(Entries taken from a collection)
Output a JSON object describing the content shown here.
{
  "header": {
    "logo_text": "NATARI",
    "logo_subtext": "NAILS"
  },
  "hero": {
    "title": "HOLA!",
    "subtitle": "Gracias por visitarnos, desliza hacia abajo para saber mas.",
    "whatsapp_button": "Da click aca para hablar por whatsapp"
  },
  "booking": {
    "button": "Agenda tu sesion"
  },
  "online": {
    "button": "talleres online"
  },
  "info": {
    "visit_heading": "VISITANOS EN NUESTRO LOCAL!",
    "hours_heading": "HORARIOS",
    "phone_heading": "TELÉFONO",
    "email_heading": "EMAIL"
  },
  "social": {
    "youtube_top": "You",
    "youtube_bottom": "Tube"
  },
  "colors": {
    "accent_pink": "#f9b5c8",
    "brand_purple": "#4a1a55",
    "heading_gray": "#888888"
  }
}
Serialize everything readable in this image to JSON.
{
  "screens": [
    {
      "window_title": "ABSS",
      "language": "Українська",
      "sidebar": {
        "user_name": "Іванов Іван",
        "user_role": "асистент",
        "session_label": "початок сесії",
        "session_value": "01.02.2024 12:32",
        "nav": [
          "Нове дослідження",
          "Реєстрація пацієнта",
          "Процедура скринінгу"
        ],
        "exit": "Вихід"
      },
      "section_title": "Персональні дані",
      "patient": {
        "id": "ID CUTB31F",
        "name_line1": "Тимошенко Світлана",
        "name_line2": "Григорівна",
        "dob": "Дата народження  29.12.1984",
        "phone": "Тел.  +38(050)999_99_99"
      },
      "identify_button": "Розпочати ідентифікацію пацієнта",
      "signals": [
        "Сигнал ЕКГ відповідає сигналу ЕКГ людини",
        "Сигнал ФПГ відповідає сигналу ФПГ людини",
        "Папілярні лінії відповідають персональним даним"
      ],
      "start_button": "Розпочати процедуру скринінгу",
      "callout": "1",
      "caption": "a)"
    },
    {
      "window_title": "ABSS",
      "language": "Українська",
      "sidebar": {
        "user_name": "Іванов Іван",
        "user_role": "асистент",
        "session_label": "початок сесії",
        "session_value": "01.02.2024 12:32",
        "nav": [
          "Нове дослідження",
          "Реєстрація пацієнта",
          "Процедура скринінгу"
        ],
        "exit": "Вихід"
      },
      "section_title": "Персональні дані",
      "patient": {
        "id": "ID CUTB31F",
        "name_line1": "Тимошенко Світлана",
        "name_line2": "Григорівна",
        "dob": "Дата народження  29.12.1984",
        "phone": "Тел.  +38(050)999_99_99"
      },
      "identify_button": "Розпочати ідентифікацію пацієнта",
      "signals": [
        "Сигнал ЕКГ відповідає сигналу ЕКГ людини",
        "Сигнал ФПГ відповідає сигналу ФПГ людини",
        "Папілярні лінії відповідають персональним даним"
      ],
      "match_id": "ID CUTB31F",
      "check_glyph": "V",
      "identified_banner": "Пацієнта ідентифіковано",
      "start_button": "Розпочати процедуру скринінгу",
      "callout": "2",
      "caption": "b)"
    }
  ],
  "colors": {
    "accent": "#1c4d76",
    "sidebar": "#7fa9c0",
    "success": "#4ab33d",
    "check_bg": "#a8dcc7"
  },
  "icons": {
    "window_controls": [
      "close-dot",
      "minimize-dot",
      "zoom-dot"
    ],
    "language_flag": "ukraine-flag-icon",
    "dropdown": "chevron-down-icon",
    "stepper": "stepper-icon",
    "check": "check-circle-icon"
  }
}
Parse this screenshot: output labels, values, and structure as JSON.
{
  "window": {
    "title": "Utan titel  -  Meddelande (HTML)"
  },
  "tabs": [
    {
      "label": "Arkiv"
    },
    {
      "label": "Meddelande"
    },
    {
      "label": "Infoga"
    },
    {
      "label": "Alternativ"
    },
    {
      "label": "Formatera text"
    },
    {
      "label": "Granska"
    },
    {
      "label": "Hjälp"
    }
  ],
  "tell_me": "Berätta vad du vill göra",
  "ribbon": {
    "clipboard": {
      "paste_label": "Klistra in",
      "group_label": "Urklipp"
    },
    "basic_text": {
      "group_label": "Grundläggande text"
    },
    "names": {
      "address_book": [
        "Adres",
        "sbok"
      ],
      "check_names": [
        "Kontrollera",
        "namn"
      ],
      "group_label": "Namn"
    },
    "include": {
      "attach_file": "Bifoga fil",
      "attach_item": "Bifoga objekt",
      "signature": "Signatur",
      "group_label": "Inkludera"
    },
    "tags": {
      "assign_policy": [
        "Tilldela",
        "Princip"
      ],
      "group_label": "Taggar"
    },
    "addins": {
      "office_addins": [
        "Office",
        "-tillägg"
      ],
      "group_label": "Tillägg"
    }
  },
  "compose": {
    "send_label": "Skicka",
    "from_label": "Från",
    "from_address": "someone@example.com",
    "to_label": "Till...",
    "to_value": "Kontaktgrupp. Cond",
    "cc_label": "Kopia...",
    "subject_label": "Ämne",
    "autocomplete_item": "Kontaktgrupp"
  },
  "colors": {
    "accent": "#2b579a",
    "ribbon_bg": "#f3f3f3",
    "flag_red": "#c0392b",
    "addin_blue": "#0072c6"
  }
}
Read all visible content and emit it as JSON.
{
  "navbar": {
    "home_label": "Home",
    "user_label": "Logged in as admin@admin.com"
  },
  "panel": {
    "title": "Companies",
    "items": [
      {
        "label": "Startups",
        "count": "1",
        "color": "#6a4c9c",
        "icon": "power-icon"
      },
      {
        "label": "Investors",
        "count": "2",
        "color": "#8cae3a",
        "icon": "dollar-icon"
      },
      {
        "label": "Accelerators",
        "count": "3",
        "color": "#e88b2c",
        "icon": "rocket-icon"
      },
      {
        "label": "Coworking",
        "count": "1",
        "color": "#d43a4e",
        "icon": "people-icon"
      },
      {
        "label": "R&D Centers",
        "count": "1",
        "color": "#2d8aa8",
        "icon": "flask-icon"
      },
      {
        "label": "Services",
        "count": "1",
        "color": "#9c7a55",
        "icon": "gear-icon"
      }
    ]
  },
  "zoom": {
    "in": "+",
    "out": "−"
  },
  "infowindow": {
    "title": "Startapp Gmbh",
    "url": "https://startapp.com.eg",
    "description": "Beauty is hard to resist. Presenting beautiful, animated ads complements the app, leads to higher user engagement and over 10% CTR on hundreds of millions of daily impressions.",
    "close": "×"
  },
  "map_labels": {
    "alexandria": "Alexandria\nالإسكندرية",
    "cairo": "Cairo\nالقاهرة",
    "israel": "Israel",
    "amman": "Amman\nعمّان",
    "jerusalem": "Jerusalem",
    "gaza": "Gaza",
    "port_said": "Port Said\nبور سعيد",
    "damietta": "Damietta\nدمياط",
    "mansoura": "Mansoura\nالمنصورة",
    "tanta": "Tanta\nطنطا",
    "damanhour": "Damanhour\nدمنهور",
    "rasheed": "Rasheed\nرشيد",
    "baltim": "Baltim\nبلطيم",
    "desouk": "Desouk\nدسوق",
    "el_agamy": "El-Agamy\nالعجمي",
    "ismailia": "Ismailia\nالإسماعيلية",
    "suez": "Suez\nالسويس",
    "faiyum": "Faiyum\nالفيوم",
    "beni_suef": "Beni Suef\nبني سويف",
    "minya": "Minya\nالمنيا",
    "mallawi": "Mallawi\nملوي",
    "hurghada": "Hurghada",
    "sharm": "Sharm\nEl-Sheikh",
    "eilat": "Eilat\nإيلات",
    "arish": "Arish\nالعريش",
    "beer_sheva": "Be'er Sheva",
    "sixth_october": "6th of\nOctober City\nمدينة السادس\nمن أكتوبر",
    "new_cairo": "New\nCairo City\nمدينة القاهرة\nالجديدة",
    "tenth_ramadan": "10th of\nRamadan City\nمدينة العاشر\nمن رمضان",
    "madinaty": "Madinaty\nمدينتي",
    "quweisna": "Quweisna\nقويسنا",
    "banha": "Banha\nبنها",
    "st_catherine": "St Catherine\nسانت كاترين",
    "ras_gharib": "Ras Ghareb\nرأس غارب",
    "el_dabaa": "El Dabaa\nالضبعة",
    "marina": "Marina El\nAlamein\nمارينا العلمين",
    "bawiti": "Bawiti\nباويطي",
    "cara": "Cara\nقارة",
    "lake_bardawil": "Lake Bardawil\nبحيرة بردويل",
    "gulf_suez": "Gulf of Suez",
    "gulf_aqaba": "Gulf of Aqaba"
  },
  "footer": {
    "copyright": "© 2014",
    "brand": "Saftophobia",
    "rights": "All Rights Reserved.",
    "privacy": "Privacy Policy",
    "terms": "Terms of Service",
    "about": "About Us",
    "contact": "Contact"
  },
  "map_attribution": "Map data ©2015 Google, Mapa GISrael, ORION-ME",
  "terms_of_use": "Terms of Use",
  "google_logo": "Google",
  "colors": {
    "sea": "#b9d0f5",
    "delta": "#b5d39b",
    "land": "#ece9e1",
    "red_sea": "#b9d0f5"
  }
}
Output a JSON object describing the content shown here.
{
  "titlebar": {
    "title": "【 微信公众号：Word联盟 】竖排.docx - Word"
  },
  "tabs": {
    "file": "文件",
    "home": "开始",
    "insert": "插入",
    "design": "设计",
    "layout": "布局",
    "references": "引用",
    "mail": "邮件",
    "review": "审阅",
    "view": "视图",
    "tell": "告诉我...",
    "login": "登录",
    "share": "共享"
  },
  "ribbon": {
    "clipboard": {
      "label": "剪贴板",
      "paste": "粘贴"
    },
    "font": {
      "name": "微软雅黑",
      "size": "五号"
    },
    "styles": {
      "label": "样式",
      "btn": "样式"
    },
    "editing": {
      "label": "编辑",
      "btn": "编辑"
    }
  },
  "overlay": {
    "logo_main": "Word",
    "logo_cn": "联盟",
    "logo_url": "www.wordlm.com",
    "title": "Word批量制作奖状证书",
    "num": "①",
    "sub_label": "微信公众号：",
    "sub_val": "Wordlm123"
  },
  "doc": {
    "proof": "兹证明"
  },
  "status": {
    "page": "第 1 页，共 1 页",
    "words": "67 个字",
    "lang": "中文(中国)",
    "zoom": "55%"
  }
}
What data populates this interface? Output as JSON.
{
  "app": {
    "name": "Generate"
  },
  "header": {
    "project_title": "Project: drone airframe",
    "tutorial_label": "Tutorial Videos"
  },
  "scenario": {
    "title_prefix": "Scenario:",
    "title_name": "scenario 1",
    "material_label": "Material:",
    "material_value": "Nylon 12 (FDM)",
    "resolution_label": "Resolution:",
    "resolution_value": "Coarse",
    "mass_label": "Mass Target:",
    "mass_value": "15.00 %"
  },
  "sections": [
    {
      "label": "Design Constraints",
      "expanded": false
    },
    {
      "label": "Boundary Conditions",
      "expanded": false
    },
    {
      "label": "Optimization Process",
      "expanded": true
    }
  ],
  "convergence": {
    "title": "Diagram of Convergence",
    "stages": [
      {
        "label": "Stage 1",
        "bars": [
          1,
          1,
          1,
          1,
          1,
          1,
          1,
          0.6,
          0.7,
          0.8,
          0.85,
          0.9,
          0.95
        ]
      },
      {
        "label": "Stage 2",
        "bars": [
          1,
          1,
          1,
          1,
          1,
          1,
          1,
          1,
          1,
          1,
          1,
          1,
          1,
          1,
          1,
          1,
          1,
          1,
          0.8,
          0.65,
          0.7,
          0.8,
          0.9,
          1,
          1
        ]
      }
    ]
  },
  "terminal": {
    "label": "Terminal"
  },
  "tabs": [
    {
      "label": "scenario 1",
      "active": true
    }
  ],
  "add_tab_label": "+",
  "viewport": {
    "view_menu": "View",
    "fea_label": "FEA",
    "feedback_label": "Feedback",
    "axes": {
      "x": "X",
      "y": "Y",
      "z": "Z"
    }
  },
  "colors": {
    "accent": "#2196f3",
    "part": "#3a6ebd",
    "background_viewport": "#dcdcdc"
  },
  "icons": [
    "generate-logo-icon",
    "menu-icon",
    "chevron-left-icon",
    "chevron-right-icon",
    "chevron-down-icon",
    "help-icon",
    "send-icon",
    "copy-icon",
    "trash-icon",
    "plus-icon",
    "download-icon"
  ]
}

**EXERCISE DETAILS:**
Gather all the lines that include the word "Suez" and copy them out.

**EXERCISE OUTPUT:**
    "suez": "Suez\nالسويس",
    "gulf_suez": "Gulf of Suez",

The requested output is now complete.